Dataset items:
* * * *

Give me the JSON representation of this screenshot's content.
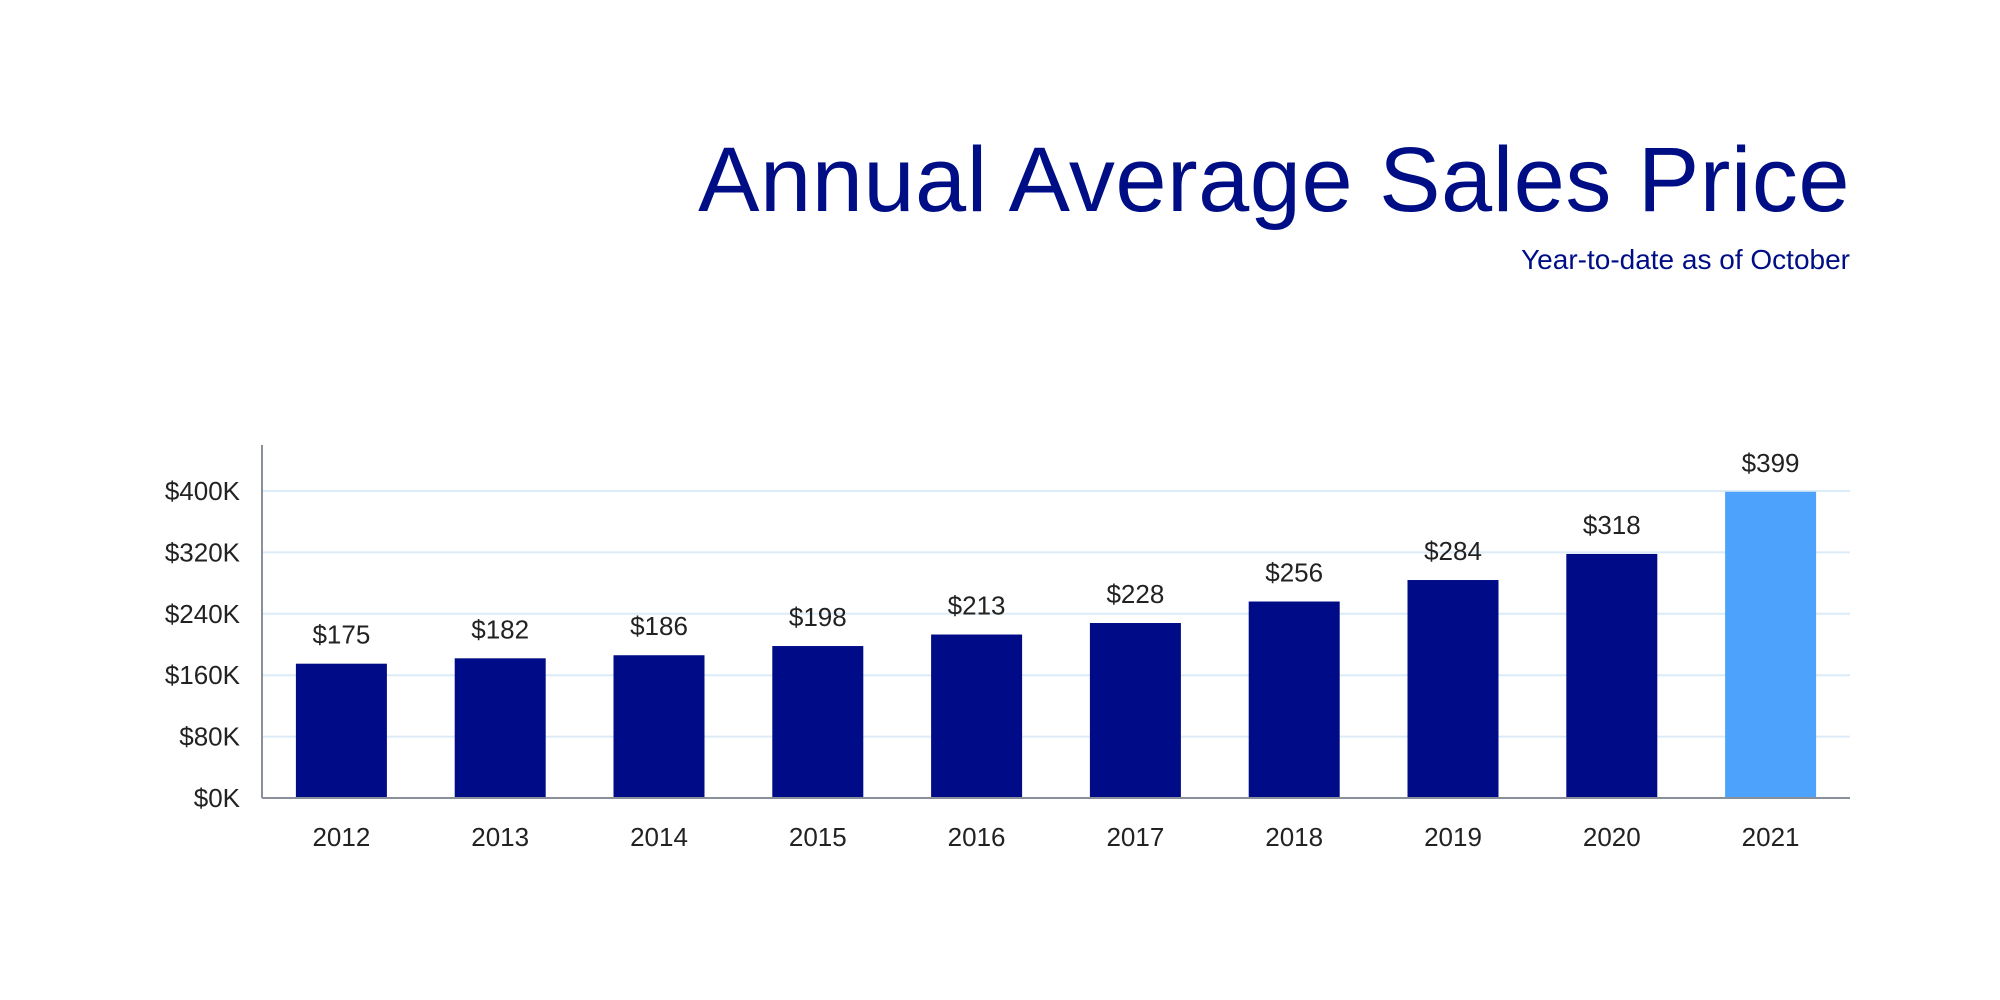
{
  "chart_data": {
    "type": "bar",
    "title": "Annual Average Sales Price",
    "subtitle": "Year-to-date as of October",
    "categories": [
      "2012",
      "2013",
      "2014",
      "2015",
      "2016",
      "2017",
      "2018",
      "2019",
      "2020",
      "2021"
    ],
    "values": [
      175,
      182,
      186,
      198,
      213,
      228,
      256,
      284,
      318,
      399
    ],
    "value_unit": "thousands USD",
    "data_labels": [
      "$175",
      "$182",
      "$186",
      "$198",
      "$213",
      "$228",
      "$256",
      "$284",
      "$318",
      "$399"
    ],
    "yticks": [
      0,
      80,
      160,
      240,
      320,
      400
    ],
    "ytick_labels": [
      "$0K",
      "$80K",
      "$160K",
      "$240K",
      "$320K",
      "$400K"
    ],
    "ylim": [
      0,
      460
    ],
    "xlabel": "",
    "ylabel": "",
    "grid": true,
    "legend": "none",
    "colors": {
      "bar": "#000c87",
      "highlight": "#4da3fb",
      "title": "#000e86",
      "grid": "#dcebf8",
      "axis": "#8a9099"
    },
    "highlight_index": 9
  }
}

* * * *

» Written exercise: Will you restate every entry word for word and omit the images?

» Reply:
Give me the JSON representation of this screenshot's content.
{
  "chart_data": {
    "type": "bar",
    "title": "Annual Average Sales Price",
    "subtitle": "Year-to-date as of October",
    "categories": [
      "2012",
      "2013",
      "2014",
      "2015",
      "2016",
      "2017",
      "2018",
      "2019",
      "2020",
      "2021"
    ],
    "values": [
      175,
      182,
      186,
      198,
      213,
      228,
      256,
      284,
      318,
      399
    ],
    "value_unit": "thousands USD",
    "data_labels": [
      "$175",
      "$182",
      "$186",
      "$198",
      "$213",
      "$228",
      "$256",
      "$284",
      "$318",
      "$399"
    ],
    "yticks": [
      0,
      80,
      160,
      240,
      320,
      400
    ],
    "ytick_labels": [
      "$0K",
      "$80K",
      "$160K",
      "$240K",
      "$320K",
      "$400K"
    ],
    "ylim": [
      0,
      460
    ],
    "xlabel": "",
    "ylabel": "",
    "grid": true,
    "legend": "none",
    "colors": {
      "bar": "#000c87",
      "highlight": "#4da3fb",
      "title": "#000e86",
      "grid": "#dcebf8",
      "axis": "#8a9099"
    },
    "highlight_index": 9
  }
}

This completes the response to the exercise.